Scan the entries below. List each line with "this".

========

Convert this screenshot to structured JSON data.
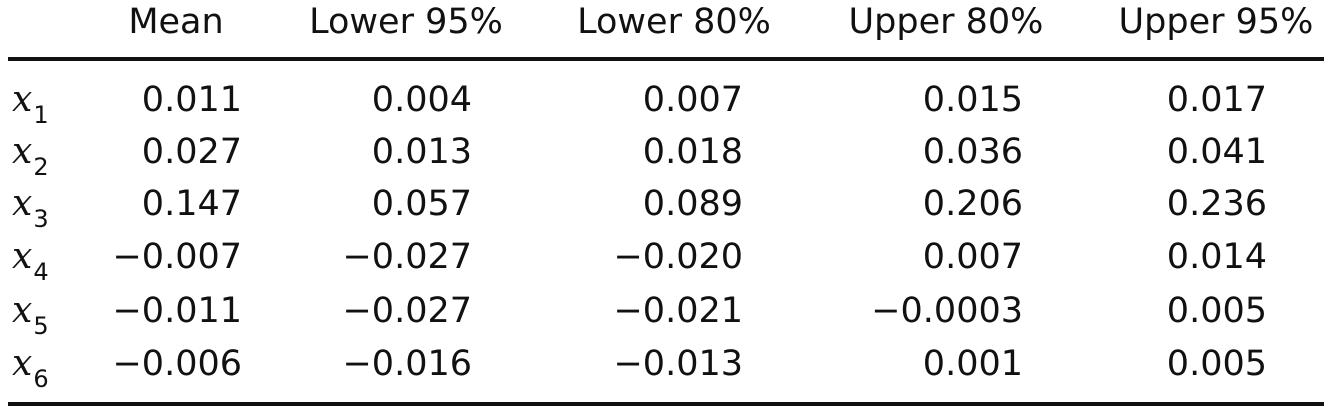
{
  "table": {
    "columns": [
      "Mean",
      "Lower 95%",
      "Lower 80%",
      "Upper 80%",
      "Upper 95%"
    ],
    "rows": [
      {
        "var": "x",
        "sub": "1",
        "values": [
          "0.011",
          "0.004",
          "0.007",
          "0.015",
          "0.017"
        ]
      },
      {
        "var": "x",
        "sub": "2",
        "values": [
          "0.027",
          "0.013",
          "0.018",
          "0.036",
          "0.041"
        ]
      },
      {
        "var": "x",
        "sub": "3",
        "values": [
          "0.147",
          "0.057",
          "0.089",
          "0.206",
          "0.236"
        ]
      },
      {
        "var": "x",
        "sub": "4",
        "values": [
          "−0.007",
          "−0.027",
          "−0.020",
          "0.007",
          "0.014"
        ]
      },
      {
        "var": "x",
        "sub": "5",
        "values": [
          "−0.011",
          "−0.027",
          "−0.021",
          "−0.0003",
          "0.005"
        ]
      },
      {
        "var": "x",
        "sub": "6",
        "values": [
          "−0.006",
          "−0.016",
          "−0.013",
          "0.001",
          "0.005"
        ]
      }
    ]
  }
}
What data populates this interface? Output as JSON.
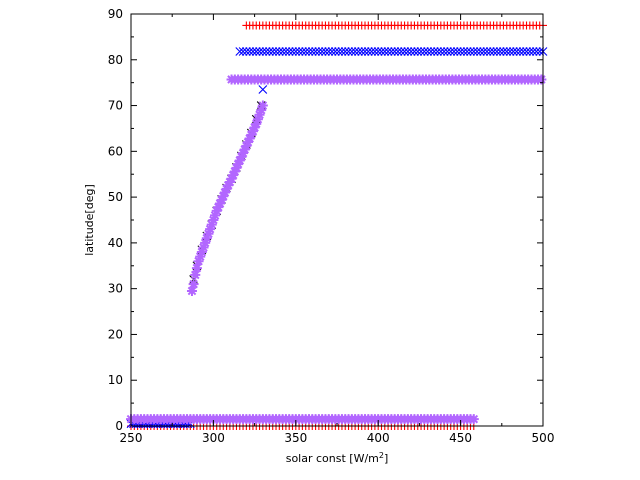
{
  "chart_data": {
    "type": "scatter",
    "title": "",
    "xlabel": "solar const [W/m",
    "xlabel_sup": "2",
    "xlabel_close": "]",
    "ylabel": "latitude[deg]",
    "xlim": [
      250,
      500
    ],
    "ylim": [
      0,
      90
    ],
    "xticks": [
      250,
      300,
      350,
      400,
      450,
      500
    ],
    "yticks": [
      0,
      10,
      20,
      30,
      40,
      50,
      60,
      70,
      80,
      90
    ],
    "grid": false,
    "legend": "none",
    "series": [
      {
        "marker": "+",
        "color": "#ff0000",
        "segments": [
          {
            "x_range": [
              320,
              500
            ],
            "y": 87.5,
            "step": 2
          },
          {
            "x_range": [
              250,
              458
            ],
            "y": 0,
            "step": 2
          }
        ]
      },
      {
        "marker": "x",
        "color": "#0000ff",
        "segments": [
          {
            "x_range": [
              316,
              500
            ],
            "y": 81.8,
            "step": 2
          },
          {
            "x_range": [
              250,
              287
            ],
            "y": 0.5,
            "step": 1.5
          }
        ],
        "points": [
          [
            330,
            73.5
          ]
        ]
      },
      {
        "marker": "x",
        "color": "#000000",
        "points": [
          [
            288,
            32
          ],
          [
            290,
            35
          ],
          [
            293,
            38.5
          ],
          [
            296,
            41.5
          ],
          [
            299,
            44
          ],
          [
            302,
            47
          ],
          [
            305,
            49.5
          ],
          [
            308,
            52
          ],
          [
            311,
            54
          ],
          [
            314,
            56.5
          ],
          [
            317,
            59
          ],
          [
            320,
            61.5
          ],
          [
            323,
            64
          ],
          [
            326,
            67
          ],
          [
            329,
            70
          ]
        ]
      },
      {
        "marker": "*",
        "color": "#b266ff",
        "segments": [
          {
            "x_range": [
              311,
              500
            ],
            "y": 75.7,
            "step": 2
          },
          {
            "x_range": [
              250,
              458
            ],
            "y": 1.5,
            "step": 2
          }
        ],
        "points": [
          [
            287,
            29.5
          ],
          [
            288,
            31
          ],
          [
            289,
            33
          ],
          [
            290,
            34.5
          ],
          [
            291,
            36
          ],
          [
            292,
            37
          ],
          [
            293,
            38
          ],
          [
            294,
            39
          ],
          [
            295,
            40
          ],
          [
            296,
            41
          ],
          [
            297,
            42
          ],
          [
            298,
            43
          ],
          [
            299,
            44
          ],
          [
            300,
            45
          ],
          [
            301,
            46
          ],
          [
            302,
            47
          ],
          [
            303,
            47.8
          ],
          [
            304,
            48.6
          ],
          [
            305,
            49.4
          ],
          [
            306,
            50.2
          ],
          [
            307,
            51
          ],
          [
            308,
            51.8
          ],
          [
            309,
            52.6
          ],
          [
            310,
            53.3
          ],
          [
            311,
            54
          ],
          [
            312,
            54.8
          ],
          [
            313,
            55.6
          ],
          [
            314,
            56.4
          ],
          [
            315,
            57.2
          ],
          [
            316,
            58
          ],
          [
            317,
            58.8
          ],
          [
            318,
            59.6
          ],
          [
            319,
            60.4
          ],
          [
            320,
            61.2
          ],
          [
            321,
            62
          ],
          [
            322,
            62.8
          ],
          [
            323,
            63.6
          ],
          [
            324,
            64.4
          ],
          [
            325,
            65.2
          ],
          [
            326,
            66
          ],
          [
            327,
            67
          ],
          [
            328,
            68
          ],
          [
            329,
            69
          ],
          [
            330,
            70
          ]
        ]
      }
    ]
  }
}
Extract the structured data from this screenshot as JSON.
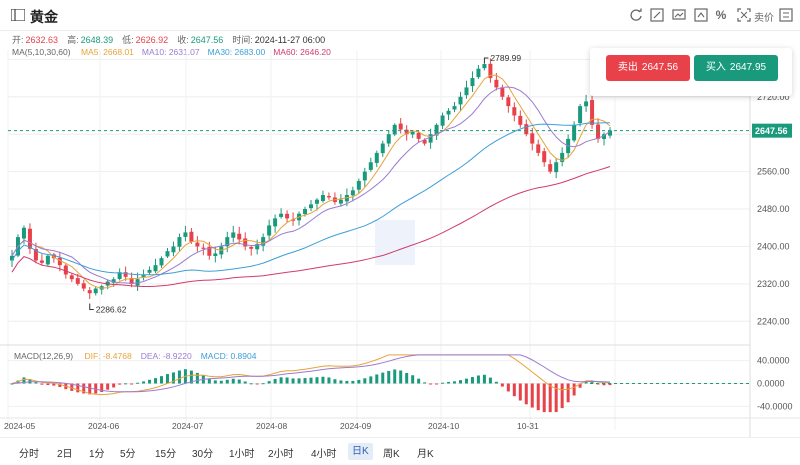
{
  "header": {
    "title": "黄金",
    "compare_label": "卖价"
  },
  "toolbar_icons": [
    "refresh-icon",
    "draw-icon",
    "screenshot-icon",
    "percent-icon",
    "fullscreen-icon"
  ],
  "ohlc": [
    {
      "label": "开:",
      "value": "2632.63",
      "color": "#e9414a"
    },
    {
      "label": "高:",
      "value": "2648.39",
      "color": "#1a9a7d"
    },
    {
      "label": "低:",
      "value": "2626.92",
      "color": "#e9414a"
    },
    {
      "label": "收:",
      "value": "2647.56",
      "color": "#1a9a7d"
    },
    {
      "label": "时间:",
      "value": "2024-11-27 06:00",
      "color": "#333333"
    }
  ],
  "ma": {
    "label": "MA(5,10,30,60)",
    "items": [
      {
        "text": "MA5: 2668.01",
        "color": "#e8a23a"
      },
      {
        "text": "MA10: 2631.07",
        "color": "#9b7bd1"
      },
      {
        "text": "MA30: 2683.00",
        "color": "#3b9fd8"
      },
      {
        "text": "MA60: 2646.20",
        "color": "#d13b6b"
      }
    ]
  },
  "macd": {
    "label": "MACD(12,26,9)",
    "items": [
      {
        "text": "DIF: -8.4768",
        "color": "#e8a23a"
      },
      {
        "text": "DEA: -8.9220",
        "color": "#9b7bd1"
      },
      {
        "text": "MACD: 0.8904",
        "color": "#3b9fd8"
      }
    ]
  },
  "trade": {
    "sell_label": "卖出",
    "sell_price": "2647.56",
    "buy_label": "买入",
    "buy_price": "2647.95"
  },
  "price_axis": [
    "2800.00",
    "2720.00",
    "2640.00",
    "2560.00",
    "2480.00",
    "2400.00",
    "2320.00",
    "2240.00"
  ],
  "price_marker": "2647.56",
  "macd_axis": [
    "40.0000",
    "0.0000",
    "-40.0000"
  ],
  "date_axis": [
    "2024-05",
    "2024-06",
    "2024-07",
    "2024-08",
    "2024-09",
    "2024-10",
    "10-31"
  ],
  "annotations": {
    "high": "2789.99",
    "low": "2286.62"
  },
  "timeframes": [
    "分时",
    "2日",
    "1分",
    "5分",
    "15分",
    "30分",
    "1小时",
    "2小时",
    "4小时",
    "日K",
    "周K",
    "月K"
  ],
  "active_timeframe": "日K",
  "colors": {
    "up": "#1a9a7d",
    "down": "#e9414a",
    "ma5": "#e8a23a",
    "ma10": "#9b7bd1",
    "ma30": "#3b9fd8",
    "ma60": "#d13b6b"
  },
  "chart_data": {
    "type": "candlestick",
    "ylim": [
      2200,
      2820
    ],
    "macd_ylim": [
      -55,
      55
    ],
    "x_labels": [
      "2024-05",
      "2024-06",
      "2024-07",
      "2024-08",
      "2024-09",
      "2024-10",
      "10-31"
    ],
    "close_path": [
      2380,
      2420,
      2440,
      2395,
      2370,
      2365,
      2380,
      2375,
      2360,
      2340,
      2330,
      2320,
      2310,
      2300,
      2310,
      2315,
      2325,
      2330,
      2345,
      2335,
      2320,
      2330,
      2340,
      2350,
      2360,
      2375,
      2390,
      2400,
      2420,
      2430,
      2410,
      2400,
      2395,
      2380,
      2385,
      2400,
      2420,
      2430,
      2415,
      2400,
      2395,
      2405,
      2420,
      2445,
      2460,
      2470,
      2460,
      2455,
      2470,
      2480,
      2490,
      2500,
      2510,
      2505,
      2495,
      2500,
      2510,
      2520,
      2540,
      2560,
      2580,
      2600,
      2620,
      2640,
      2660,
      2650,
      2640,
      2645,
      2630,
      2620,
      2640,
      2660,
      2680,
      2690,
      2700,
      2720,
      2740,
      2760,
      2780,
      2790,
      2760,
      2740,
      2720,
      2700,
      2680,
      2660,
      2640,
      2620,
      2600,
      2580,
      2560,
      2580,
      2600,
      2630,
      2660,
      2700,
      2710,
      2660,
      2630,
      2640,
      2648
    ]
  }
}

========

** The solution **
Convert this screenshot to structured JSON data.
What data populates this interface? Output as JSON.
Extract the structured data from this screenshot as JSON.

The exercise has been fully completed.